--- Start of EXERCISE MATERIAL ---
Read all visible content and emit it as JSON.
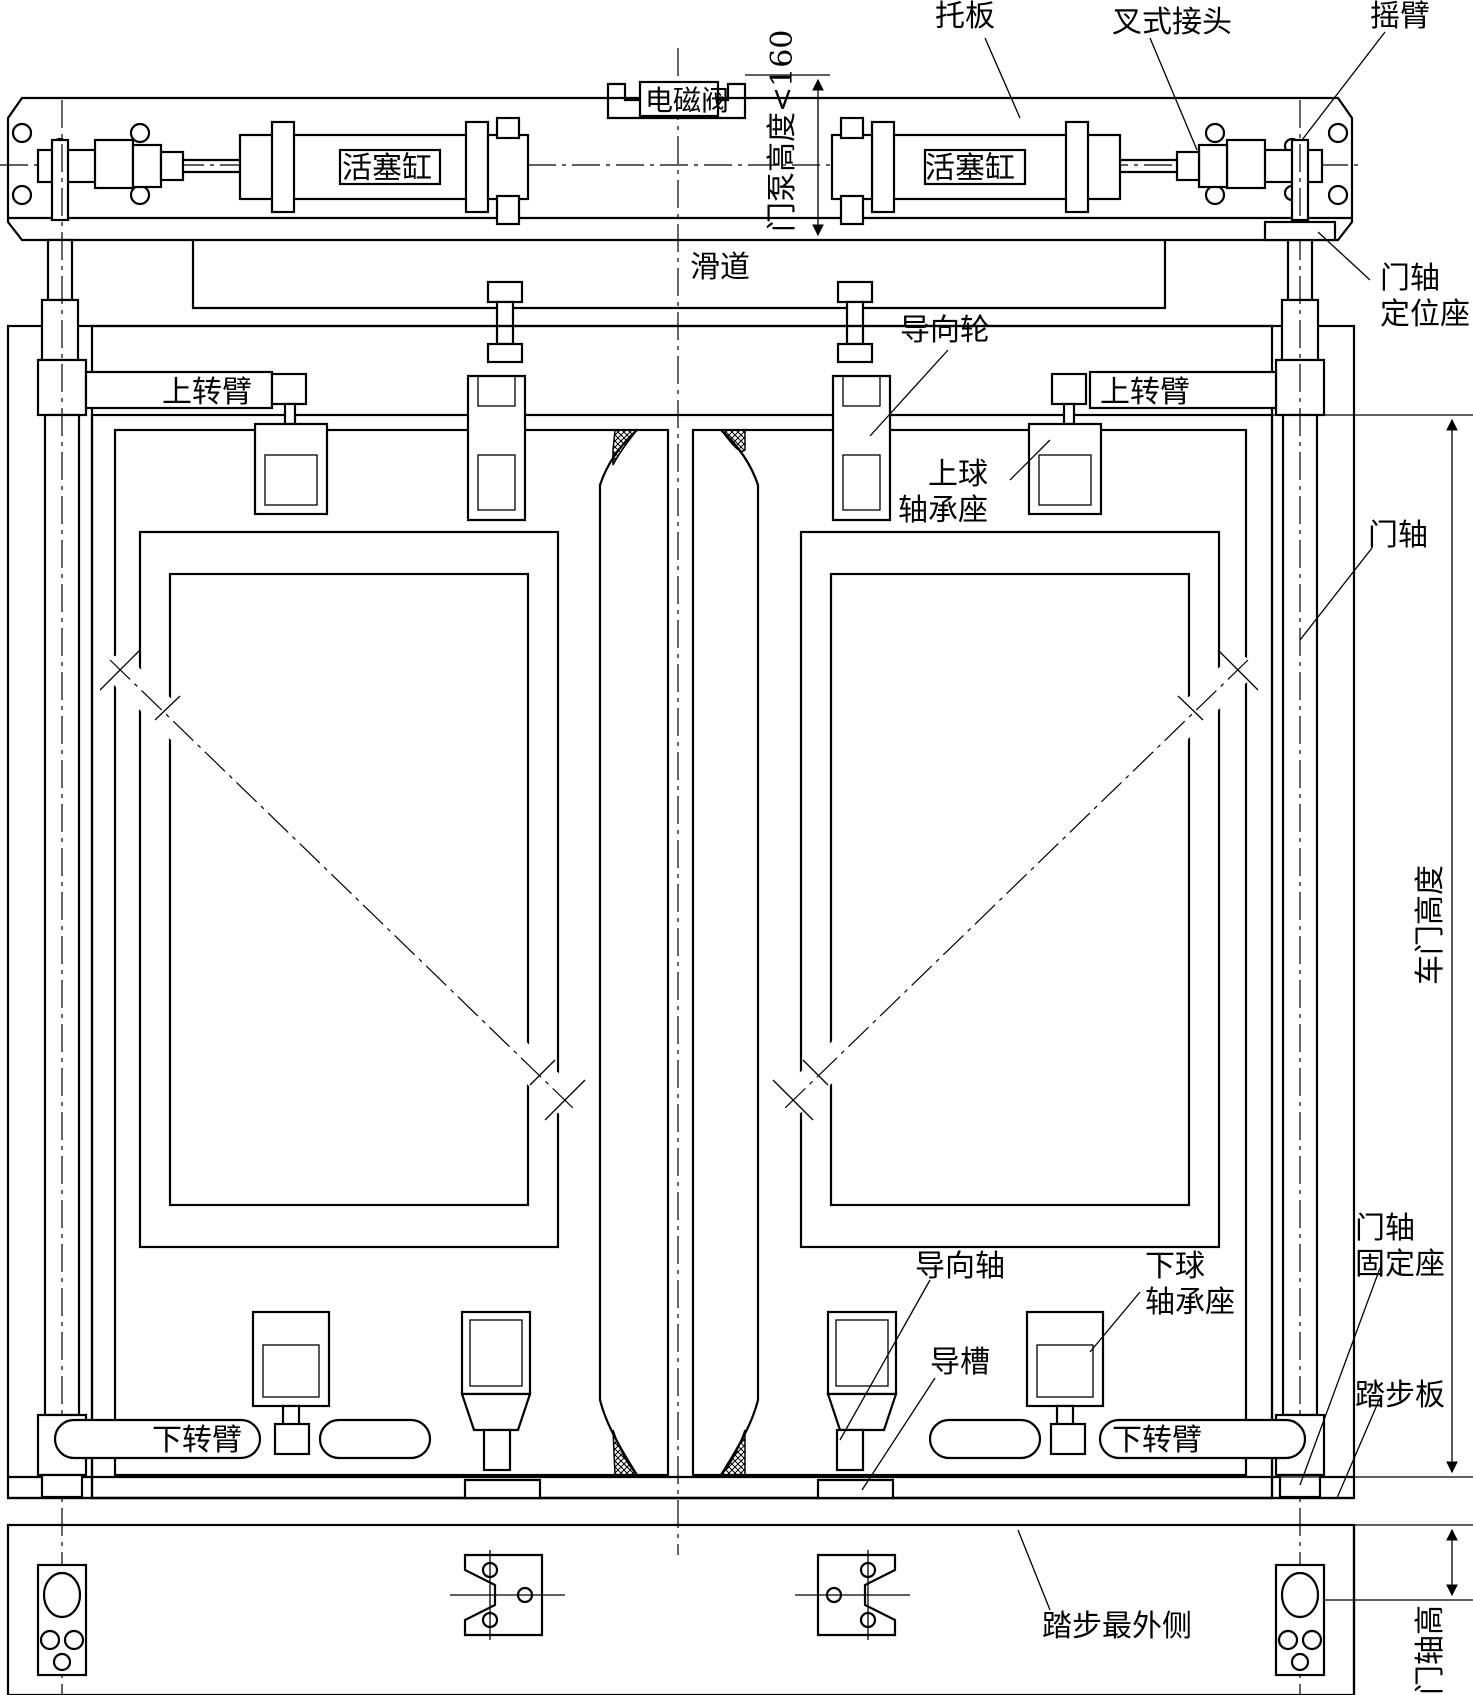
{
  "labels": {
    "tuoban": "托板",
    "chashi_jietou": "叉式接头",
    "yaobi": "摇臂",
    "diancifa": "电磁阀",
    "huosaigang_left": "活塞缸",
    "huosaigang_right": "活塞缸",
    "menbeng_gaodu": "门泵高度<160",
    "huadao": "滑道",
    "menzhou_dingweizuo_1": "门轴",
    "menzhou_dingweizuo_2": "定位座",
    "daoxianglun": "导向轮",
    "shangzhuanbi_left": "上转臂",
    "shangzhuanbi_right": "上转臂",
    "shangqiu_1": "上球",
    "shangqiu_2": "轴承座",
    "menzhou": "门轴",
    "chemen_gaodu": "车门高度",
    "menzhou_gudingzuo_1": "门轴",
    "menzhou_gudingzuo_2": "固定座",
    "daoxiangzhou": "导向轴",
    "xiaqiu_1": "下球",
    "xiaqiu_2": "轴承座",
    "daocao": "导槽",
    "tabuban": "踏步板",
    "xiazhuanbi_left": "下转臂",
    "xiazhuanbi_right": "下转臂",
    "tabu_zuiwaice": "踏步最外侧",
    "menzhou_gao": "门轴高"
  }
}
--- End of EXERCISE MATERIAL ---
REQUIREMENT:
Extract the entries in full, exactly as they are, minus the pictures.

COMPLETE ANSWER:
Read all visible content and emit it as JSON.
{
  "labels": {
    "tuoban": "托板",
    "chashi_jietou": "叉式接头",
    "yaobi": "摇臂",
    "diancifa": "电磁阀",
    "huosaigang_left": "活塞缸",
    "huosaigang_right": "活塞缸",
    "menbeng_gaodu": "门泵高度<160",
    "huadao": "滑道",
    "menzhou_dingweizuo_1": "门轴",
    "menzhou_dingweizuo_2": "定位座",
    "daoxianglun": "导向轮",
    "shangzhuanbi_left": "上转臂",
    "shangzhuanbi_right": "上转臂",
    "shangqiu_1": "上球",
    "shangqiu_2": "轴承座",
    "menzhou": "门轴",
    "chemen_gaodu": "车门高度",
    "menzhou_gudingzuo_1": "门轴",
    "menzhou_gudingzuo_2": "固定座",
    "daoxiangzhou": "导向轴",
    "xiaqiu_1": "下球",
    "xiaqiu_2": "轴承座",
    "daocao": "导槽",
    "tabuban": "踏步板",
    "xiazhuanbi_left": "下转臂",
    "xiazhuanbi_right": "下转臂",
    "tabu_zuiwaice": "踏步最外侧",
    "menzhou_gao": "门轴高"
  }
}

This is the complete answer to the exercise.